◆ Exercise material:
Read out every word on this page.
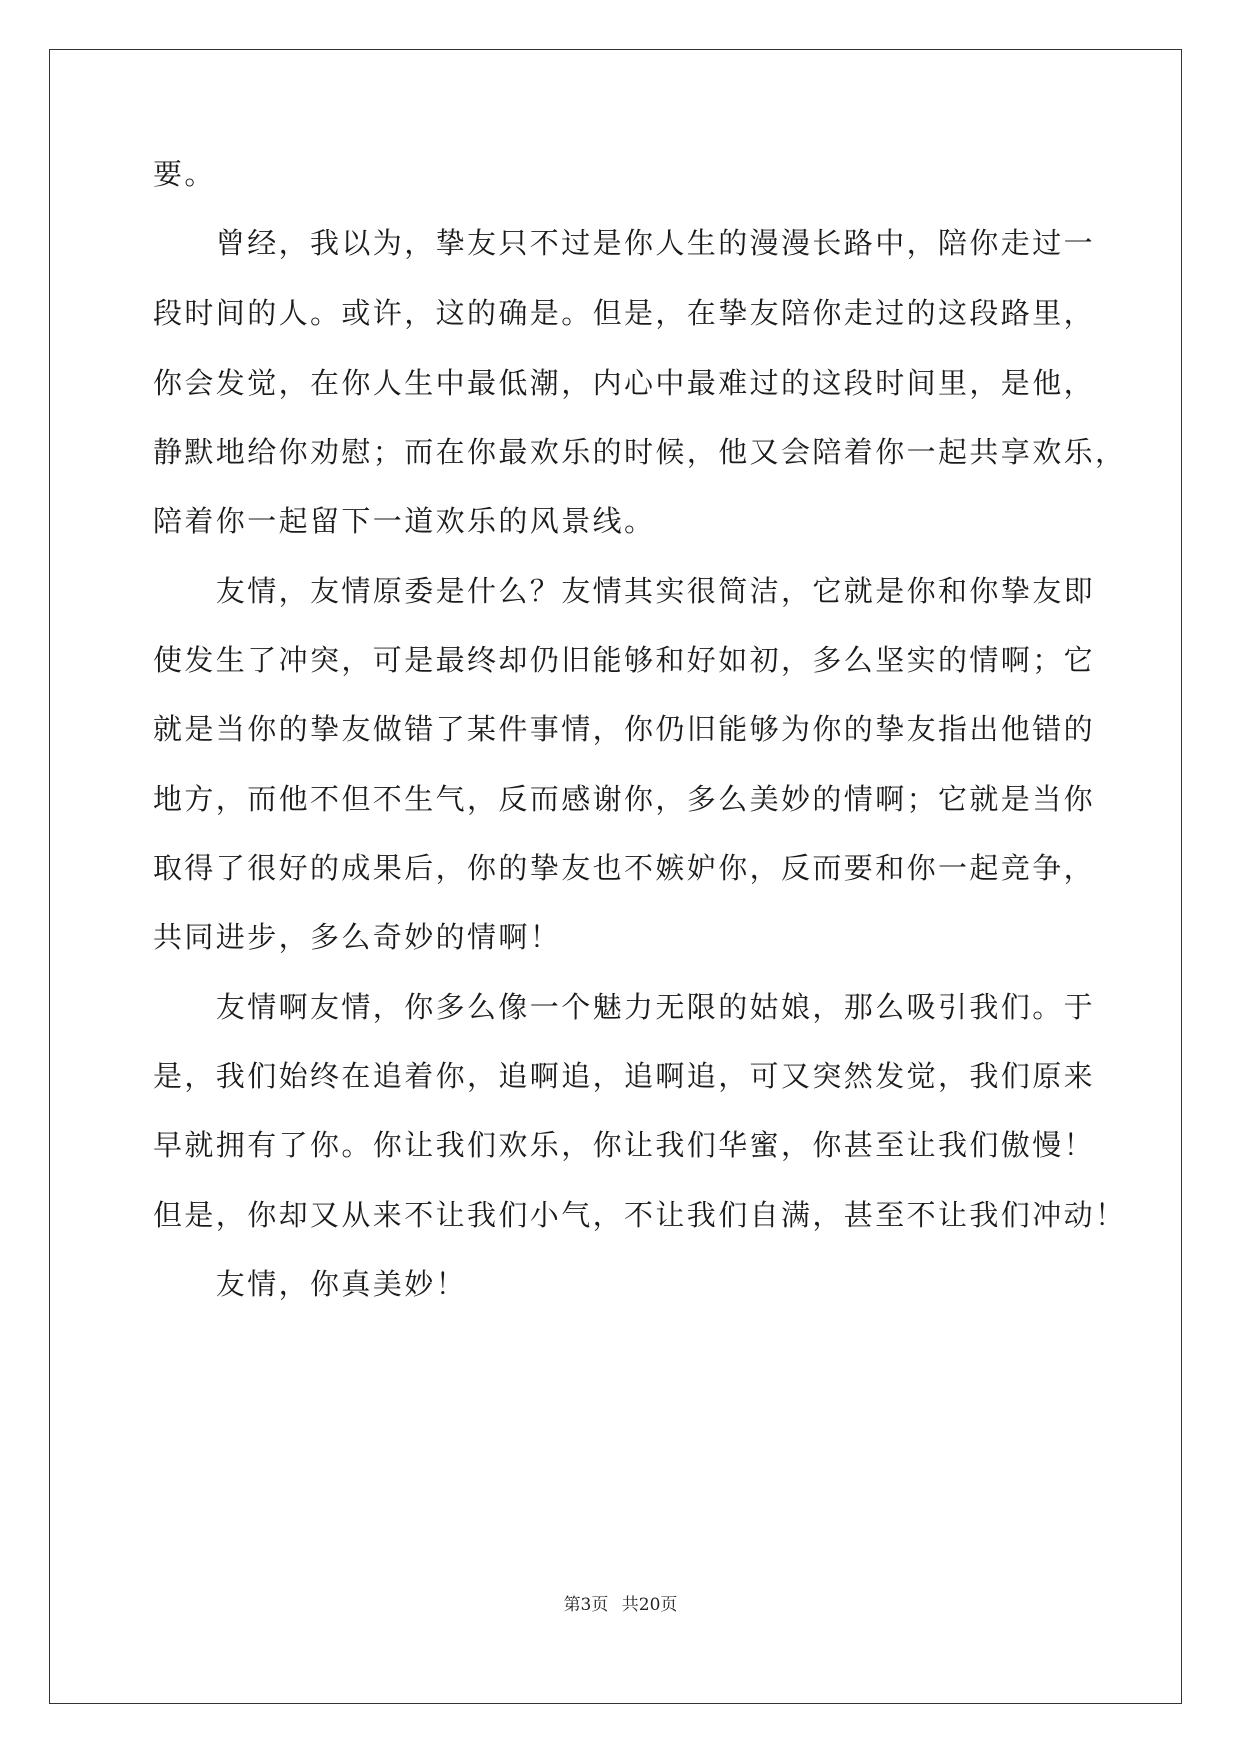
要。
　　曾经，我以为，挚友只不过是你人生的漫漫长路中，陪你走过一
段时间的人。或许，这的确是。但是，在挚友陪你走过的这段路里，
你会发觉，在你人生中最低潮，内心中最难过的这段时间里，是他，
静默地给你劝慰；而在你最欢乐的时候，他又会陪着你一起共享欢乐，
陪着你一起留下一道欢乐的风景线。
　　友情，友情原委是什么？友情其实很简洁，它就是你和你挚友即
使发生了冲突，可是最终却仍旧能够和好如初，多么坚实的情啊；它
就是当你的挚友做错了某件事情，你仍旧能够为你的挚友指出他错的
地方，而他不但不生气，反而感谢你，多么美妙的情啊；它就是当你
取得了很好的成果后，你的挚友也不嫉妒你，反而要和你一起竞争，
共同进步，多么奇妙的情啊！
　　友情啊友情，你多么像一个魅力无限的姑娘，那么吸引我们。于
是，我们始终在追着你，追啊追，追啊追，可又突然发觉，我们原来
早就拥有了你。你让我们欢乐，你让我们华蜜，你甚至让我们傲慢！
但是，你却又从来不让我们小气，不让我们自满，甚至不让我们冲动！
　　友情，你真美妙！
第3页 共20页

◆ What the task asks: Transcribe the records verbatim and omit the images.

◆ Answer:
Read out every word on this page.
要。
　　曾经，我以为，挚友只不过是你人生的漫漫长路中，陪你走过一
段时间的人。或许，这的确是。但是，在挚友陪你走过的这段路里，
你会发觉，在你人生中最低潮，内心中最难过的这段时间里，是他，
静默地给你劝慰；而在你最欢乐的时候，他又会陪着你一起共享欢乐，
陪着你一起留下一道欢乐的风景线。
　　友情，友情原委是什么？友情其实很简洁，它就是你和你挚友即
使发生了冲突，可是最终却仍旧能够和好如初，多么坚实的情啊；它
就是当你的挚友做错了某件事情，你仍旧能够为你的挚友指出他错的
地方，而他不但不生气，反而感谢你，多么美妙的情啊；它就是当你
取得了很好的成果后，你的挚友也不嫉妒你，反而要和你一起竞争，
共同进步，多么奇妙的情啊！
　　友情啊友情，你多么像一个魅力无限的姑娘，那么吸引我们。于
是，我们始终在追着你，追啊追，追啊追，可又突然发觉，我们原来
早就拥有了你。你让我们欢乐，你让我们华蜜，你甚至让我们傲慢！
但是，你却又从来不让我们小气，不让我们自满，甚至不让我们冲动！
　　友情，你真美妙！
第3页 共20页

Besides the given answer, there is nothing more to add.